==== PROVIDED RECORDS ====

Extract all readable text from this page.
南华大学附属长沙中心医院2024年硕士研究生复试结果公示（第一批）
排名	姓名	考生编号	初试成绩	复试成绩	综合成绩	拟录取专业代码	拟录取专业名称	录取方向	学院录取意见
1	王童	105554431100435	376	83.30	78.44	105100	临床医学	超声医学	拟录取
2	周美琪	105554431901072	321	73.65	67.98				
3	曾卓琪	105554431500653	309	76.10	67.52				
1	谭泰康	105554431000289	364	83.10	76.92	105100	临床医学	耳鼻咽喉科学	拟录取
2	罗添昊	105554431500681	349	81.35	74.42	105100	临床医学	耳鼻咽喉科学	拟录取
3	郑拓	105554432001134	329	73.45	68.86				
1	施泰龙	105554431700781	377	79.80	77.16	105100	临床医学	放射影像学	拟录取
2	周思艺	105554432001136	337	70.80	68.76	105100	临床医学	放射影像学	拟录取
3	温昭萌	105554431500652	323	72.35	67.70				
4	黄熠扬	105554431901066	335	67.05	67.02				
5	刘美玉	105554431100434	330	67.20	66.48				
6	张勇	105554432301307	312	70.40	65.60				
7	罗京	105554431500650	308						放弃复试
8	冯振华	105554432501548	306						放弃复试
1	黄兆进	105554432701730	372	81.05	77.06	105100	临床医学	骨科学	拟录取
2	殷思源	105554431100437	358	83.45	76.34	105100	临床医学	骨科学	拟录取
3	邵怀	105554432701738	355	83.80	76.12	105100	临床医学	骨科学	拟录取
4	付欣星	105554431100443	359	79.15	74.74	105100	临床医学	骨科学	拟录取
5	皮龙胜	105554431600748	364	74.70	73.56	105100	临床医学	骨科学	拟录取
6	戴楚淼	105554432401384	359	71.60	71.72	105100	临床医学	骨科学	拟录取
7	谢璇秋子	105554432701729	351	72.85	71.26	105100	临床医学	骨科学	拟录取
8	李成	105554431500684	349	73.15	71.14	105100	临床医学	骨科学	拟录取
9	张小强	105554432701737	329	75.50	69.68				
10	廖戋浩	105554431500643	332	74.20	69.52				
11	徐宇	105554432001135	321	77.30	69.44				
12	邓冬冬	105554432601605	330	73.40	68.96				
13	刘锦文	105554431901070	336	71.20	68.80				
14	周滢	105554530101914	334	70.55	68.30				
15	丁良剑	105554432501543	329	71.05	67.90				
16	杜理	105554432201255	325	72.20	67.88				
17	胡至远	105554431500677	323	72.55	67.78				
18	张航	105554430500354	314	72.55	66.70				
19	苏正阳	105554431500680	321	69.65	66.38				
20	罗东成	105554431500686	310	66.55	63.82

====

| DIRECTIONS |
Check every line of the material for the string "放弃复试" and give the number of lines that have it, without anything else.

| EXERCISE OUTPUT |
2